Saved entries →
☆ ☆ ☆

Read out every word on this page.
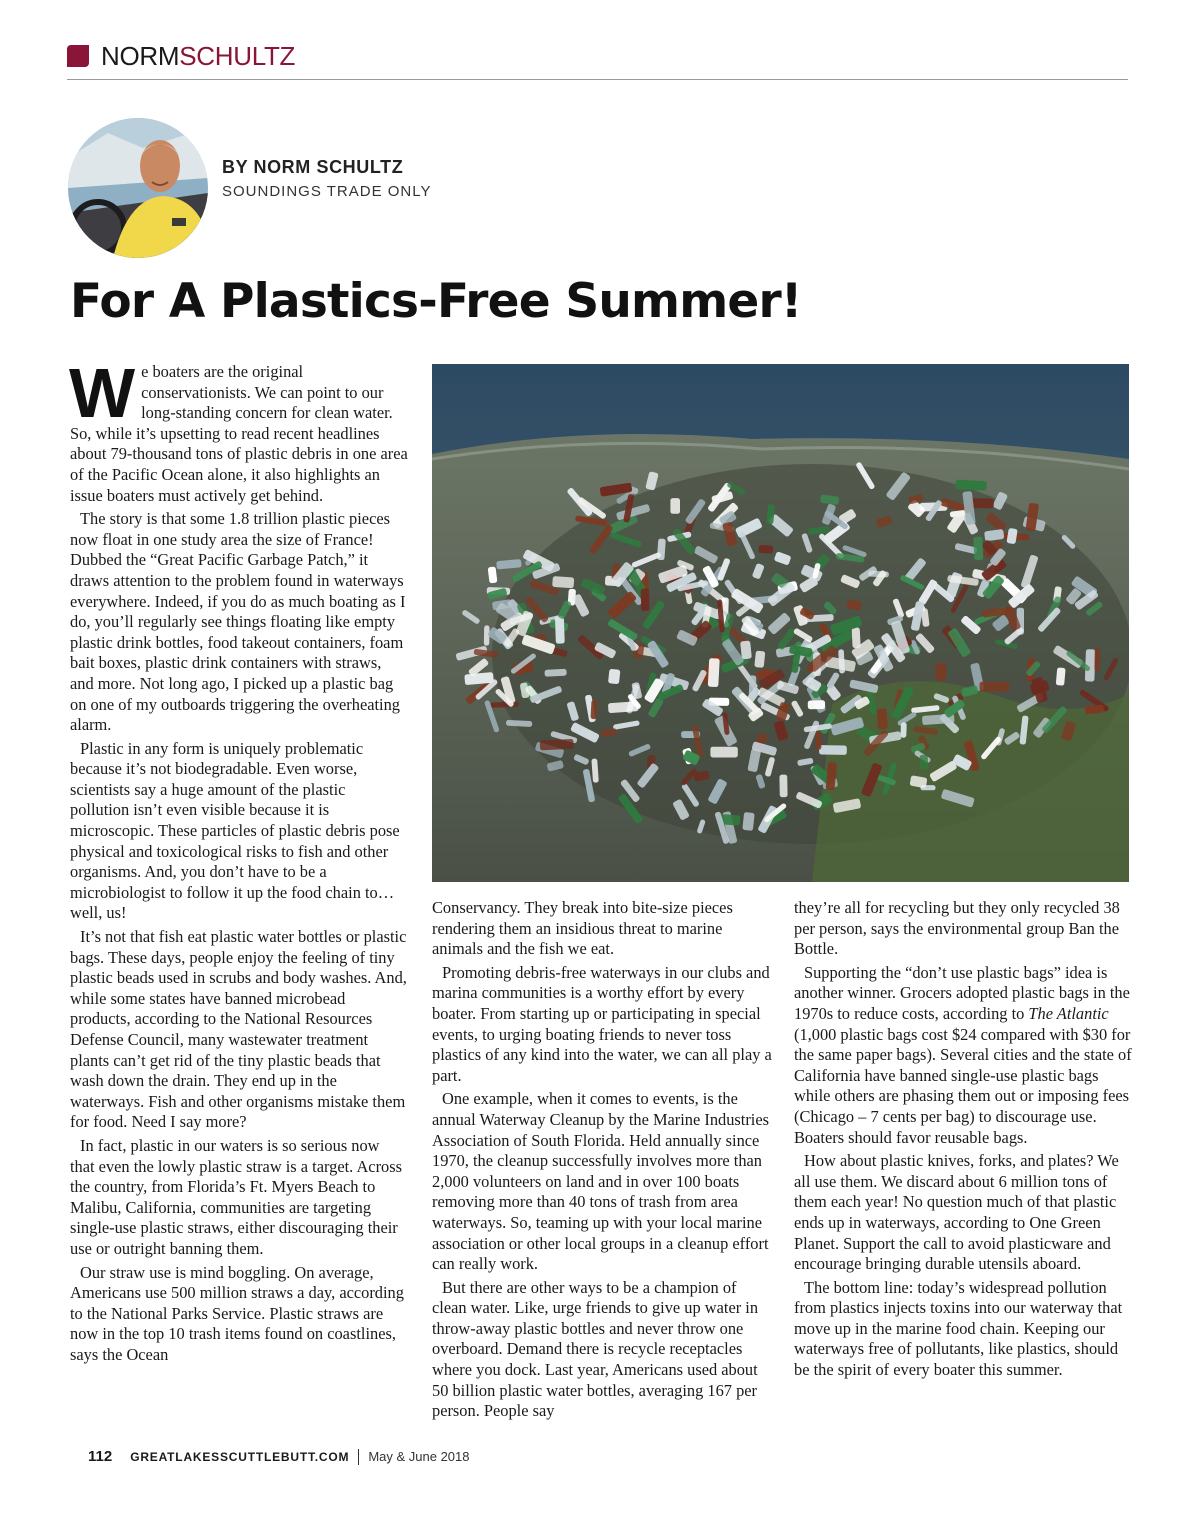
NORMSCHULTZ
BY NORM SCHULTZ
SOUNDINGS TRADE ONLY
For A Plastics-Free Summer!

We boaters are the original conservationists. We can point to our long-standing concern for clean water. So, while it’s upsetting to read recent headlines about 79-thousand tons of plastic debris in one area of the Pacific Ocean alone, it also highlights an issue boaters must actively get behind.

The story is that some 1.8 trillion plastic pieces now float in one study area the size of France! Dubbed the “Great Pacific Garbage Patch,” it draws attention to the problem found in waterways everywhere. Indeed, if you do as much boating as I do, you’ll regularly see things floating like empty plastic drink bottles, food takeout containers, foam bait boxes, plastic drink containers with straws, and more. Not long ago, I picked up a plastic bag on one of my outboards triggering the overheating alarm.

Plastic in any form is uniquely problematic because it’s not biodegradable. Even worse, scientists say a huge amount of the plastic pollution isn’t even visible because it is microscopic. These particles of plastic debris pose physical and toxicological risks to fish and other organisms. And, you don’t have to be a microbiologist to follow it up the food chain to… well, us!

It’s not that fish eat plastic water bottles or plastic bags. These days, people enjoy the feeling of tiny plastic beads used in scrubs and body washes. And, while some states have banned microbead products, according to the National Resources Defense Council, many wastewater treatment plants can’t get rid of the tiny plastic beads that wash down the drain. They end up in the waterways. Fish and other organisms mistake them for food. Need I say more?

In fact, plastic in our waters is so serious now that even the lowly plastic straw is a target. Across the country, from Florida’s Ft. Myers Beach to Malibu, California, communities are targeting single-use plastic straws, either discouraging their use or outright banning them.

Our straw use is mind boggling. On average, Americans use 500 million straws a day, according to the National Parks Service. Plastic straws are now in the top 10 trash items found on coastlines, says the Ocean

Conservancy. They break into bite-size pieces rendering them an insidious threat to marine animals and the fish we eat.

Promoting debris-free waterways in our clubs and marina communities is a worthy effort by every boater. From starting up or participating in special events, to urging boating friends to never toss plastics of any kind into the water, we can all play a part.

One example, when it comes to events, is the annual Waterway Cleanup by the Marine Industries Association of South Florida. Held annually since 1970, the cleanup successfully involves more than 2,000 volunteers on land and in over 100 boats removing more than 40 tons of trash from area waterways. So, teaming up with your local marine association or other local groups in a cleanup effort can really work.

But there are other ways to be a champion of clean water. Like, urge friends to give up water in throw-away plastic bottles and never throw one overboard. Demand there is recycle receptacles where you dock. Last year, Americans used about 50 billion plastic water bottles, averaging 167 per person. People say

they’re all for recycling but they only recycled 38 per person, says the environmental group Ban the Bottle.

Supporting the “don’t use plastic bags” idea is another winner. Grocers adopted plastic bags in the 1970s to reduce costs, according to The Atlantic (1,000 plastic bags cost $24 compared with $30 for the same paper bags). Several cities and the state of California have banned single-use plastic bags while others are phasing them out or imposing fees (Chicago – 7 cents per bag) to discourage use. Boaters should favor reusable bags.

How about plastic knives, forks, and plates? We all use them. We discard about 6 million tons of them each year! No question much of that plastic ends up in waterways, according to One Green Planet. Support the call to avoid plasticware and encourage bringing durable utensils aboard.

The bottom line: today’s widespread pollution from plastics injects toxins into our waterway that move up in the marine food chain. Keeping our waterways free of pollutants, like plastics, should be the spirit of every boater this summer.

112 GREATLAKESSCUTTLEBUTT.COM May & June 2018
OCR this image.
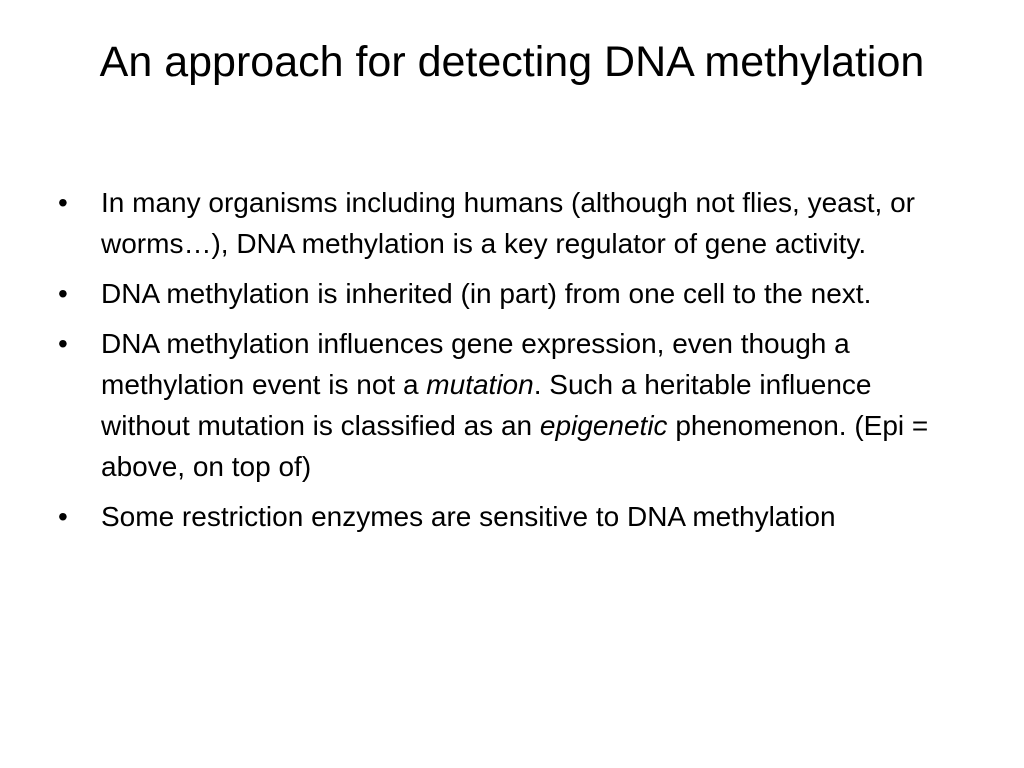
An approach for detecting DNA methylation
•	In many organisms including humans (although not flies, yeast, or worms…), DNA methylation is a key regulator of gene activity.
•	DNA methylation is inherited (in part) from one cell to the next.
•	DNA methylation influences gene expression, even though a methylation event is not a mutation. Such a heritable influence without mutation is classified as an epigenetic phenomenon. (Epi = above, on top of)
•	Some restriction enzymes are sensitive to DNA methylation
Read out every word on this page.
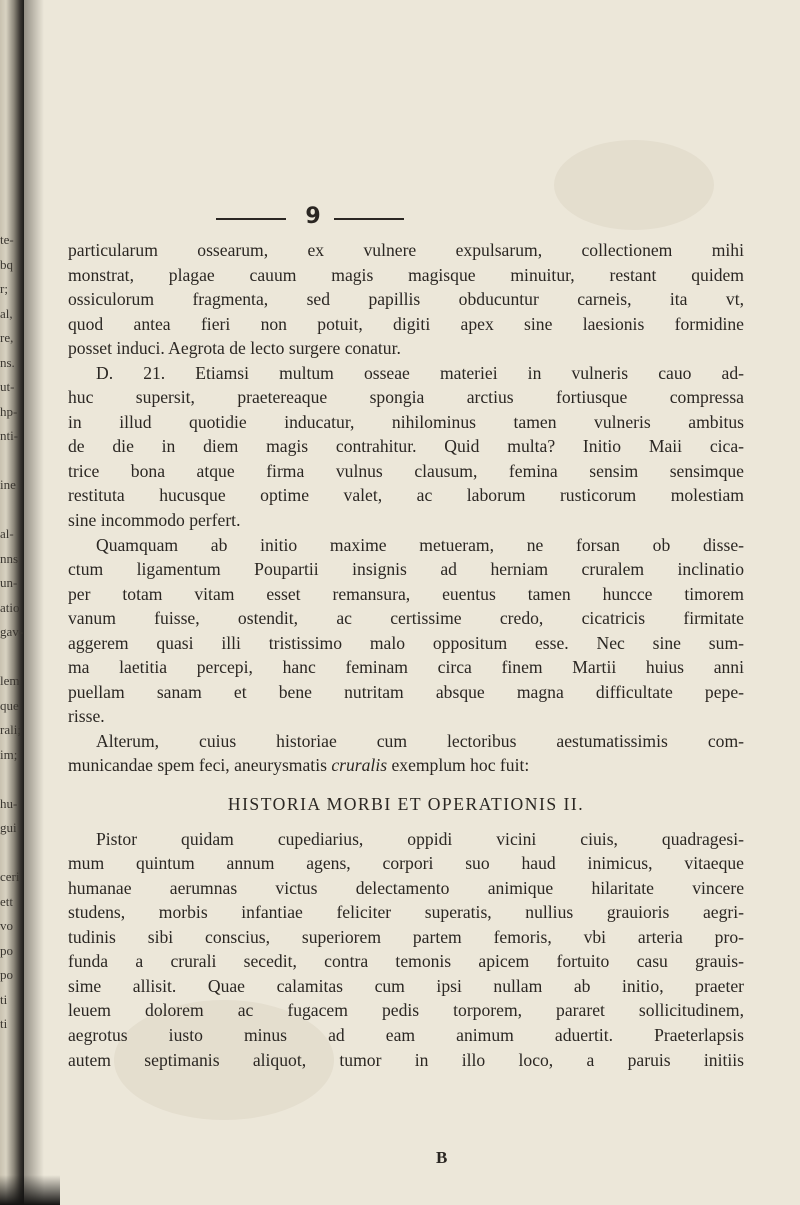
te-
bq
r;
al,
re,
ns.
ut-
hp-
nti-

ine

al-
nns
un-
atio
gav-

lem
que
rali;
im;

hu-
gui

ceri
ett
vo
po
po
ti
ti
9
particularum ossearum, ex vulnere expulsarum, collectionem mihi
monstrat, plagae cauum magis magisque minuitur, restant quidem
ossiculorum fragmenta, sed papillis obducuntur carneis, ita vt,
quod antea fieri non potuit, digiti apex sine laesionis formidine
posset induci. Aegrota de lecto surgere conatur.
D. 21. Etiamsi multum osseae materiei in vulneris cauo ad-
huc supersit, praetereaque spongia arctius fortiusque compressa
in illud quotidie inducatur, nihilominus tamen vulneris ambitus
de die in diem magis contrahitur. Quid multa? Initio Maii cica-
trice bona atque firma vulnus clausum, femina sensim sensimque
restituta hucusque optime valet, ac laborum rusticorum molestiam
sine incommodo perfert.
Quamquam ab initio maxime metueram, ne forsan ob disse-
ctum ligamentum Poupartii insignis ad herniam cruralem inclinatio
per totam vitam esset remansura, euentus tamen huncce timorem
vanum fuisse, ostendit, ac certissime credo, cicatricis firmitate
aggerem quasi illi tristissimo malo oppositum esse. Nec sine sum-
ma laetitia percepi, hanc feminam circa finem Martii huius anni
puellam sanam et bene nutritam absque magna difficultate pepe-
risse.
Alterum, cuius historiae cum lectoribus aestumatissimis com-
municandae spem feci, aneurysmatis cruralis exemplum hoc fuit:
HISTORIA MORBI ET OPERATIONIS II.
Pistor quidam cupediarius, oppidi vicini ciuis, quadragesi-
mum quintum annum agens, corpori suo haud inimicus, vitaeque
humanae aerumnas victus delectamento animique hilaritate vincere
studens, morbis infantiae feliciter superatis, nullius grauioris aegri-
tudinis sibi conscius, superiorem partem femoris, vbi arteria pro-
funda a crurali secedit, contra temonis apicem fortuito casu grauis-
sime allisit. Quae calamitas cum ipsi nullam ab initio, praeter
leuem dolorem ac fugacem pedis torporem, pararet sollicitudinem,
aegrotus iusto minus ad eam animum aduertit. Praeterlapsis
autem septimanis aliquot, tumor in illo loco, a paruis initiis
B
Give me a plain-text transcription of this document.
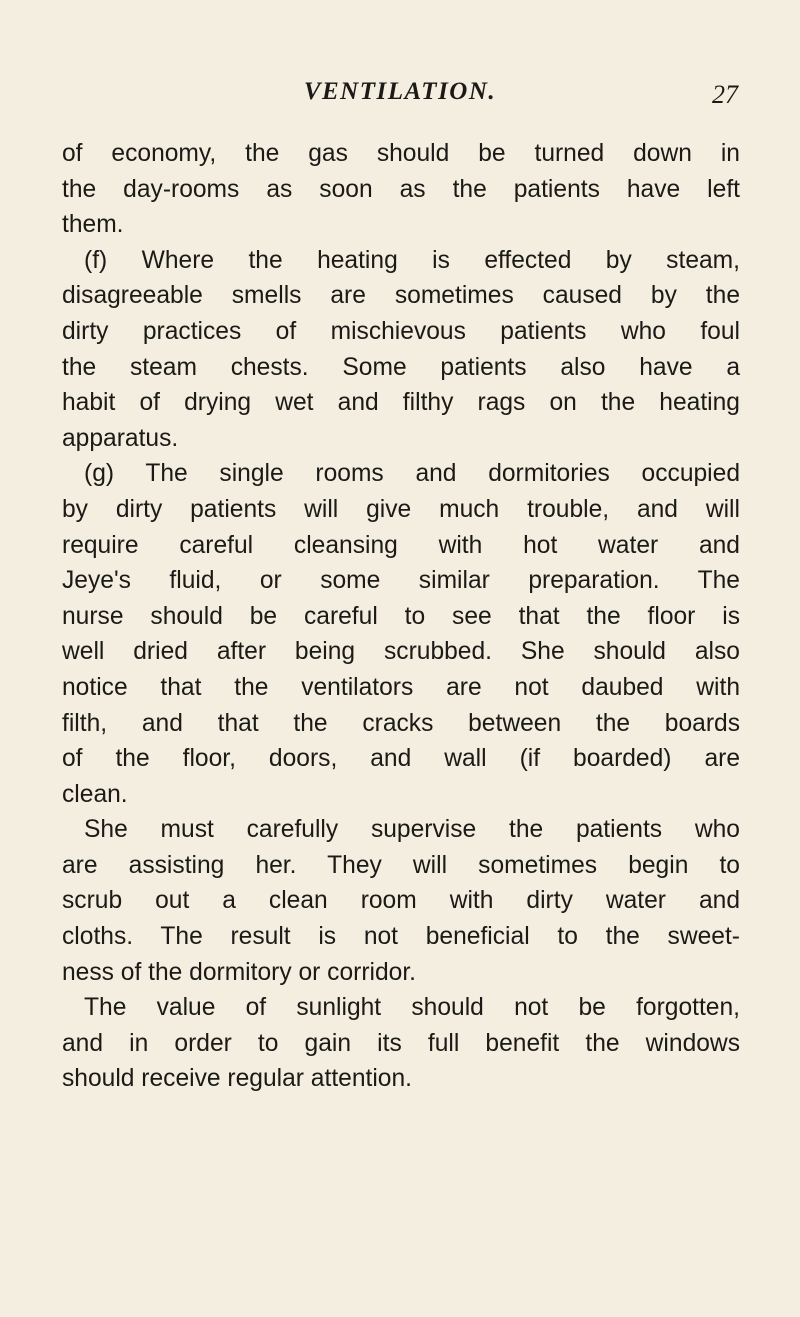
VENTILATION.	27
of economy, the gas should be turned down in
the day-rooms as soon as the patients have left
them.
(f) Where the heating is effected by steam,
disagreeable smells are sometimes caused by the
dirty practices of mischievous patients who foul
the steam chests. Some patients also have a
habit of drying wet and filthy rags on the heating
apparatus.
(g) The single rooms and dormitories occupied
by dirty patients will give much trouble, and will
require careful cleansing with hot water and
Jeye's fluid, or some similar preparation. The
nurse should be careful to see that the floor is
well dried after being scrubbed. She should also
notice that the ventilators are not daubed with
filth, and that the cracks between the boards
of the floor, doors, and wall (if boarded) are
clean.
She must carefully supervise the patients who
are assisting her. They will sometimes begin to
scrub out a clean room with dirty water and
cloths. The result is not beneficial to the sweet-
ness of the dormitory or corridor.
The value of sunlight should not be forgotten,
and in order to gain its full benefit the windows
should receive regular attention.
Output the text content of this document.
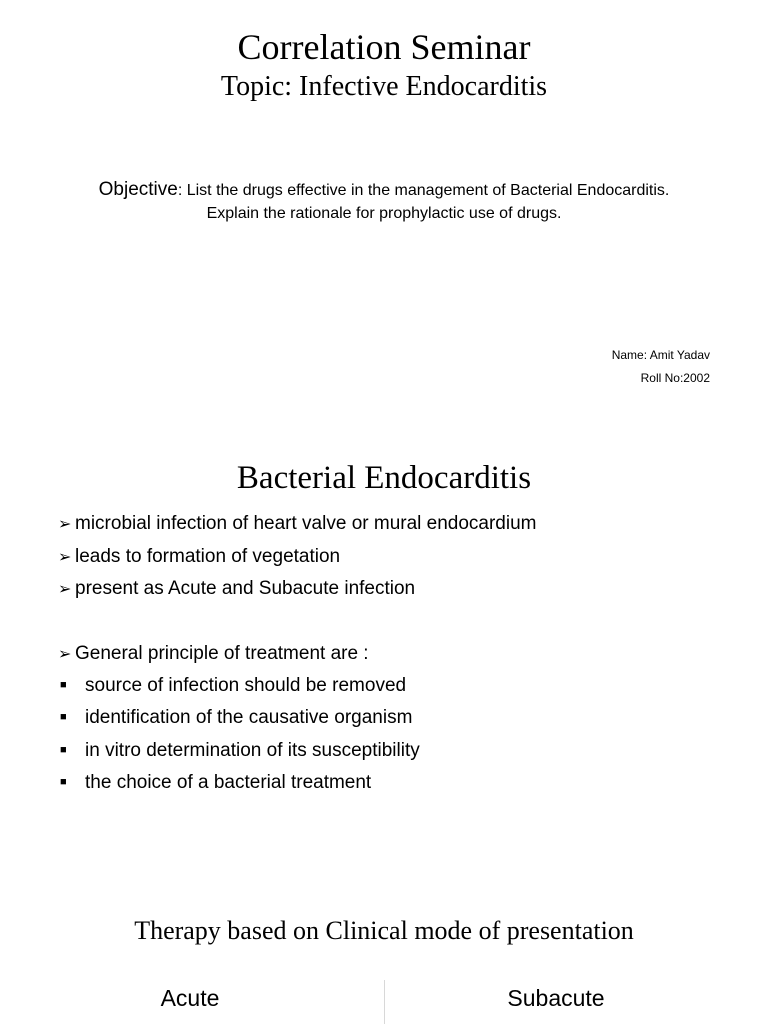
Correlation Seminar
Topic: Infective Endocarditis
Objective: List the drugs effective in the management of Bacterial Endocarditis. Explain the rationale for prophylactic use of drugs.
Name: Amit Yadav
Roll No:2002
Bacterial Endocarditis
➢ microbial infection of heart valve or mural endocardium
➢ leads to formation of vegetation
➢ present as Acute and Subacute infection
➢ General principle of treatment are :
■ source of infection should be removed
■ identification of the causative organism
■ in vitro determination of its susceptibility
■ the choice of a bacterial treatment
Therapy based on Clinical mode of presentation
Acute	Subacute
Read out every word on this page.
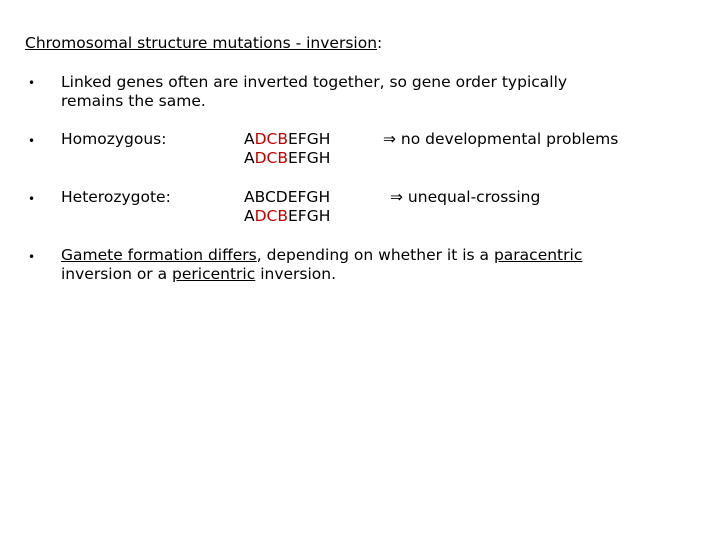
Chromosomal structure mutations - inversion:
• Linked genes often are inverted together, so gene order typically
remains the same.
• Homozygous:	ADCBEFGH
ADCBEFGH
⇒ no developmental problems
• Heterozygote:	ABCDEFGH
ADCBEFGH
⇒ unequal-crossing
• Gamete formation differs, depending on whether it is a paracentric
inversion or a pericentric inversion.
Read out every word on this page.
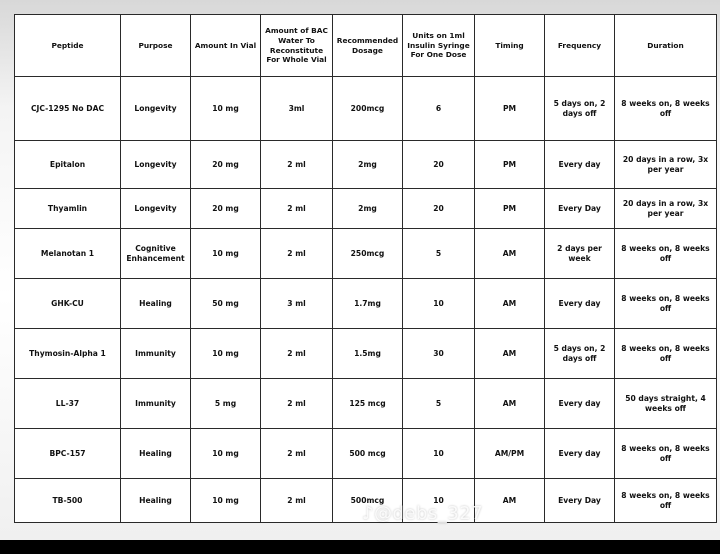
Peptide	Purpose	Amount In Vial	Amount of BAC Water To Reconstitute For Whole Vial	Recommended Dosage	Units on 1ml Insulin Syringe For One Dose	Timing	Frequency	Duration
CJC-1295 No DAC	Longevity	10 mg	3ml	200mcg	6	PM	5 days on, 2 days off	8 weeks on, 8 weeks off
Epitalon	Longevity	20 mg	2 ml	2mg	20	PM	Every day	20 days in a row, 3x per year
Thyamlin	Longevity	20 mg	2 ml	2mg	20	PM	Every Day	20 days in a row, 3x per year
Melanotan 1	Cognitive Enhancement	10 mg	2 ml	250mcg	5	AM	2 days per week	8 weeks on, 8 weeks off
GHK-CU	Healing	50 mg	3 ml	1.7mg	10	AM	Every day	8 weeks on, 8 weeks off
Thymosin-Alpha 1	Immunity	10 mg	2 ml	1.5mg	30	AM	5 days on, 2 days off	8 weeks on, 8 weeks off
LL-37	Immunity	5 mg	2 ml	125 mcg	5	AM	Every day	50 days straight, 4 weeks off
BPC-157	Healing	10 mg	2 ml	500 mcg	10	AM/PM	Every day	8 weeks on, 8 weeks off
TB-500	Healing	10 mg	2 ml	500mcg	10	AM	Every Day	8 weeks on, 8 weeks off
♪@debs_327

☆ ☆ ☆

Exercise requirements → Output only the count of lines in the data containing "chain".

Problem solution → 2